#### Items from a dataset
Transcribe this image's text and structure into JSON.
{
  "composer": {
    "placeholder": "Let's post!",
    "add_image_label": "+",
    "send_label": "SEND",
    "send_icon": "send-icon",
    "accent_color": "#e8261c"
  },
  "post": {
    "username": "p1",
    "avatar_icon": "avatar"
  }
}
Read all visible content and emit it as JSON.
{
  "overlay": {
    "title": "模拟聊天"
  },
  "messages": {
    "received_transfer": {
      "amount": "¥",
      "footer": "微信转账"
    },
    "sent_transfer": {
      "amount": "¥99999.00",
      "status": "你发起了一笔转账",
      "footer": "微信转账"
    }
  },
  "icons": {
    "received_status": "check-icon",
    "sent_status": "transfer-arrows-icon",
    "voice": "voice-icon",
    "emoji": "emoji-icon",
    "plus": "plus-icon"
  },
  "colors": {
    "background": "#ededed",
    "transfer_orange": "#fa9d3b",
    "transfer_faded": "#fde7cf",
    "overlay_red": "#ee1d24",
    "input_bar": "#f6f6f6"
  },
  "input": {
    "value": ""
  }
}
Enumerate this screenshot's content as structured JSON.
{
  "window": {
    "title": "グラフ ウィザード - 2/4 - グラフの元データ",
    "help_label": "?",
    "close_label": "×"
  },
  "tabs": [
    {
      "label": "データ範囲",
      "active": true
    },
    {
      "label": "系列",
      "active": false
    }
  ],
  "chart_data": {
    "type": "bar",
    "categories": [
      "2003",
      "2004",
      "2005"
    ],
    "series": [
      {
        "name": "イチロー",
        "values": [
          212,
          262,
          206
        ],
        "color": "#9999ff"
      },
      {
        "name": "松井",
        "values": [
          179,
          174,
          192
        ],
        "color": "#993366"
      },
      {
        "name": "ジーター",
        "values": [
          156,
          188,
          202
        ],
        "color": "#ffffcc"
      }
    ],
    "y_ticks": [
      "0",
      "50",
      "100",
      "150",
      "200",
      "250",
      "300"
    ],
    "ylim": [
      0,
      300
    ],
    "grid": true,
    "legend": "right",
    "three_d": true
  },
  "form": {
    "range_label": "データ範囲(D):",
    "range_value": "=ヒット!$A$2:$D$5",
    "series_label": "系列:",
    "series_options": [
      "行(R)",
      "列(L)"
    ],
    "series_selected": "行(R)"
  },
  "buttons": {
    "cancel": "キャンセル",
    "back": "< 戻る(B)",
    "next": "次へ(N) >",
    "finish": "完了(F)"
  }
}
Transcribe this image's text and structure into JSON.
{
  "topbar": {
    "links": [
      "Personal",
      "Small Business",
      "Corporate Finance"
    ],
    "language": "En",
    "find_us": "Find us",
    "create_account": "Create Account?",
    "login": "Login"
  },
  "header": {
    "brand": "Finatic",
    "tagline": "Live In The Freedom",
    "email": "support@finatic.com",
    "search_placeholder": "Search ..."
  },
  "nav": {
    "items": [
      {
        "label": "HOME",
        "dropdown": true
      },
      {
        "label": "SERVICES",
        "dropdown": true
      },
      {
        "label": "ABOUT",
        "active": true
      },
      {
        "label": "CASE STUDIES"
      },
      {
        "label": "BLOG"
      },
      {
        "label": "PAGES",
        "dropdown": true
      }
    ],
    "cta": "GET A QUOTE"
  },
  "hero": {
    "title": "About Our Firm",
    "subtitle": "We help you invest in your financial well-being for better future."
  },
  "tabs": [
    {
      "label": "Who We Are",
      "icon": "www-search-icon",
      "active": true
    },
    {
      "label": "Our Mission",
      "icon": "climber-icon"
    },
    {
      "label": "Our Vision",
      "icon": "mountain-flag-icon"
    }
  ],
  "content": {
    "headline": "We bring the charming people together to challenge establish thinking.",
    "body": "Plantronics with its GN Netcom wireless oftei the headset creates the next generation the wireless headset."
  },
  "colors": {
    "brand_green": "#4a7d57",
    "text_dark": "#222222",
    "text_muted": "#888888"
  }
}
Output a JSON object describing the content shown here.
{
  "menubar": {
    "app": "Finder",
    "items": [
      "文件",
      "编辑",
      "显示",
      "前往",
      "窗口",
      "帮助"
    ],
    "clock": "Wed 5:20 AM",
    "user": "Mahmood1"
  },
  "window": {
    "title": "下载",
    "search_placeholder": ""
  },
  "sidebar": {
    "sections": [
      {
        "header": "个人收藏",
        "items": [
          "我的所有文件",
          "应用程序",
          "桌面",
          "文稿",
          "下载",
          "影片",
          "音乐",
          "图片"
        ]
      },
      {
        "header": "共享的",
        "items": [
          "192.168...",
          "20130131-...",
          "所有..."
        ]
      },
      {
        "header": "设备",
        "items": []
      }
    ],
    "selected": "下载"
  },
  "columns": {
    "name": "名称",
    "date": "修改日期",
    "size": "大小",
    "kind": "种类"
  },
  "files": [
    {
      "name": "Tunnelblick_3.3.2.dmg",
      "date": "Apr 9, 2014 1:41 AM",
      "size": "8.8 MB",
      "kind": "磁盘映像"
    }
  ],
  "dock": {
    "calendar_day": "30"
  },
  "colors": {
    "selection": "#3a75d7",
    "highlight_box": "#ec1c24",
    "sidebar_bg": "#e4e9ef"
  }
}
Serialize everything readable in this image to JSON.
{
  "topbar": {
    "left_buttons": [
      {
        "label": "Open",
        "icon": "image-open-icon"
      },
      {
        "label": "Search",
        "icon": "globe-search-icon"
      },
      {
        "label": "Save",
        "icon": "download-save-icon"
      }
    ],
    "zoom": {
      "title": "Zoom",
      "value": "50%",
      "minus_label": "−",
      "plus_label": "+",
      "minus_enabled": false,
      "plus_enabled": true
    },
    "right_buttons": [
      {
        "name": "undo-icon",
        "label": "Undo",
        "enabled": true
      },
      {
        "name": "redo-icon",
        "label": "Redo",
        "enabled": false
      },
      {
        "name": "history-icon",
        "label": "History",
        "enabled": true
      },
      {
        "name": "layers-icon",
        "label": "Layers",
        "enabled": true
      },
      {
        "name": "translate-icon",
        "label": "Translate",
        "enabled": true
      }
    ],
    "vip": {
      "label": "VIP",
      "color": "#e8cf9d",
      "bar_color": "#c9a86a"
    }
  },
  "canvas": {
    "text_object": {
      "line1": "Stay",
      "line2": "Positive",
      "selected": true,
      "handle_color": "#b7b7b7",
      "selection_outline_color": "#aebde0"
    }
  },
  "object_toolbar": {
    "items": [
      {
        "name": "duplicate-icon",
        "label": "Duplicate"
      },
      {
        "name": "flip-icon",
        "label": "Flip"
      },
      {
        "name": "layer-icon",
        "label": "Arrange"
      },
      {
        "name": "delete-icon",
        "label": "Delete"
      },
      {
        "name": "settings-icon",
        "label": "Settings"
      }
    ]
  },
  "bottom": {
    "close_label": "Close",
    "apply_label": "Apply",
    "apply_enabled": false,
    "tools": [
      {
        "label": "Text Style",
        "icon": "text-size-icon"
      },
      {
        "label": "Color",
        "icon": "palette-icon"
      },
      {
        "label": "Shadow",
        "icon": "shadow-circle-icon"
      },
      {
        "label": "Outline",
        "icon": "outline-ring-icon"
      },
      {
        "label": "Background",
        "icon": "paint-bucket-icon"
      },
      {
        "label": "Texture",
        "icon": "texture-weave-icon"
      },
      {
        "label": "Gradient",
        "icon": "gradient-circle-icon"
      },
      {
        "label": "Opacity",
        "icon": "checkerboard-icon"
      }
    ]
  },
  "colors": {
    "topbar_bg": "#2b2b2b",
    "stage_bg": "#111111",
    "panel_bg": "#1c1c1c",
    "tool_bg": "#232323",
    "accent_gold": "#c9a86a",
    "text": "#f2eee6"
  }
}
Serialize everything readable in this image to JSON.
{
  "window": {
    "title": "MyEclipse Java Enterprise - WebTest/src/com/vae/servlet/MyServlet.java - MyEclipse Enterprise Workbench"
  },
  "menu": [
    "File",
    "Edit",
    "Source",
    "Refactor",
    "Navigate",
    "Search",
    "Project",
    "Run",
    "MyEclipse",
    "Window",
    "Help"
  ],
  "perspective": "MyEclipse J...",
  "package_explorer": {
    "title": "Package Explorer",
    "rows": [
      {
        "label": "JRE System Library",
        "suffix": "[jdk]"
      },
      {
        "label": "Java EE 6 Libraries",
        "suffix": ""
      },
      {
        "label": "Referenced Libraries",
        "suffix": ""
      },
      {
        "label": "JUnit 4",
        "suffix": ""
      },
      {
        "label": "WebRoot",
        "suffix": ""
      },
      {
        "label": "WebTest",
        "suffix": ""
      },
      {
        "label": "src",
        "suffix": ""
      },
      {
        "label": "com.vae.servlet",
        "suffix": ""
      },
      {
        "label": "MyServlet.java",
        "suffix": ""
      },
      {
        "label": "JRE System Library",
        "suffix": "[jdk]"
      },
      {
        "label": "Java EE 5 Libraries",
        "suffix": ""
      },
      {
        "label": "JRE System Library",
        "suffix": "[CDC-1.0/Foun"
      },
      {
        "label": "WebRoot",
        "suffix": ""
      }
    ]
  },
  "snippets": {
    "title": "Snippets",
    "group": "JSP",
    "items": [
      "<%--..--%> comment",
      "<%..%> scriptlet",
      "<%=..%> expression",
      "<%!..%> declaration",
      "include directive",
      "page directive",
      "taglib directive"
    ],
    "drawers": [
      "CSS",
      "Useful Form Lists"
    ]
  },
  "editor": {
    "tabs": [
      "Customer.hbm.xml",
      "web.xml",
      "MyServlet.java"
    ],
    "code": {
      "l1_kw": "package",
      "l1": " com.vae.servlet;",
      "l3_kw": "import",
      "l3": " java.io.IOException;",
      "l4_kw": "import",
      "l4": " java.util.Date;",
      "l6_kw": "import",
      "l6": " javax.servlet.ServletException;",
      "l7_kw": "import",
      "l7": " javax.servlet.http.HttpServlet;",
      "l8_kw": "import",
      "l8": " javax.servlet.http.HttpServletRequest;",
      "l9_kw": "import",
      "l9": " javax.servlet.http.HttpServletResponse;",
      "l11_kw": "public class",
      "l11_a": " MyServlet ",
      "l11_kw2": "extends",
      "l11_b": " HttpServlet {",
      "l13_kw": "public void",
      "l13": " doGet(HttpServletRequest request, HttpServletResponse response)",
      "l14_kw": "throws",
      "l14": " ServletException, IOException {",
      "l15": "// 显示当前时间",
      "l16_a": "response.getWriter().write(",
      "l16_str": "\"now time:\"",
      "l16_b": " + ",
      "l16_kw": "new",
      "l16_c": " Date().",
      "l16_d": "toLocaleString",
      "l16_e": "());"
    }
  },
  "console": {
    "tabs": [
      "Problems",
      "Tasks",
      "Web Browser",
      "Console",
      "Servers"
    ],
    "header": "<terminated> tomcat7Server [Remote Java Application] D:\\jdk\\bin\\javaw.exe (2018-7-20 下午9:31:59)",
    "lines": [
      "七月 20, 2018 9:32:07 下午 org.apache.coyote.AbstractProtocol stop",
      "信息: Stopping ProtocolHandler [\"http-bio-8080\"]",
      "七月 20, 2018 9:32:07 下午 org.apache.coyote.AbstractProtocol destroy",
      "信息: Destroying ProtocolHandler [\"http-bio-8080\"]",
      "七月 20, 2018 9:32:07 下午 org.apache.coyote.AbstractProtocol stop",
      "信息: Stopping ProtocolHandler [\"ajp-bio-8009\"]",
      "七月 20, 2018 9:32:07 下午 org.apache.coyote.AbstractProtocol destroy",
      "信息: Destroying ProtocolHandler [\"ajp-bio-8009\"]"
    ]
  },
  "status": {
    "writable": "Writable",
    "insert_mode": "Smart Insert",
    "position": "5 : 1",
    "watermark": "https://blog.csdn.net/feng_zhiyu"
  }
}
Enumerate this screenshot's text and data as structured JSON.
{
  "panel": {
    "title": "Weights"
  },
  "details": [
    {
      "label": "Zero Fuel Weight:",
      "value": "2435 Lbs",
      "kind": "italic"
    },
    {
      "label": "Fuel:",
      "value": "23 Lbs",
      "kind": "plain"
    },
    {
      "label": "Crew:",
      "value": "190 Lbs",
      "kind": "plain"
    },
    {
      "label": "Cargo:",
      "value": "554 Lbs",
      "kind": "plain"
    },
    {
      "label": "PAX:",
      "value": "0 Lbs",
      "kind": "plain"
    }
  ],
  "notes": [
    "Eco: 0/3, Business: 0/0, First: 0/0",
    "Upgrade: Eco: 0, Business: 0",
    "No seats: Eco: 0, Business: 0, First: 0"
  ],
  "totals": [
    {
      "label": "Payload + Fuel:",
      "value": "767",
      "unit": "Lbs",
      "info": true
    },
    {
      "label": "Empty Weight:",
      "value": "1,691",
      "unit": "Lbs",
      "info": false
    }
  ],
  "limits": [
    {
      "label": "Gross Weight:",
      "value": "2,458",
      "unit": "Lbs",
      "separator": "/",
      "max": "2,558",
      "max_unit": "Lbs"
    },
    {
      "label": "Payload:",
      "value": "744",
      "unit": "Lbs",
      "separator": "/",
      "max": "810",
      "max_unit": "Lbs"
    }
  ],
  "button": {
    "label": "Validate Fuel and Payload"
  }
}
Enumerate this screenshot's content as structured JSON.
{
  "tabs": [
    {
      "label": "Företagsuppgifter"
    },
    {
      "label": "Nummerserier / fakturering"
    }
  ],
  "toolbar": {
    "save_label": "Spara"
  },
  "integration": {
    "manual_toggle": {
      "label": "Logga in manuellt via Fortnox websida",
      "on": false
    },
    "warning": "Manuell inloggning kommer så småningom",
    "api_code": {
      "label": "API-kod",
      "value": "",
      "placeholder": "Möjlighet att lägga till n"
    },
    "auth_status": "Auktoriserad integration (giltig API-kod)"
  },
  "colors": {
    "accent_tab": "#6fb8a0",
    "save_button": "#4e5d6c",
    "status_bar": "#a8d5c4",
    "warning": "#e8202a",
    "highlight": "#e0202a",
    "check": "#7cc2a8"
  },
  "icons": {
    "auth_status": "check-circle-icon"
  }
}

#### WHAT YOU NEED TO DO
In the entries above, find lines with "import" and copy each.

#### TASK SOLUTION
      "l3_kw": "import",
      "l4_kw": "import",
      "l6_kw": "import",
      "l7_kw": "import",
      "l8_kw": "import",
      "l9_kw": "import",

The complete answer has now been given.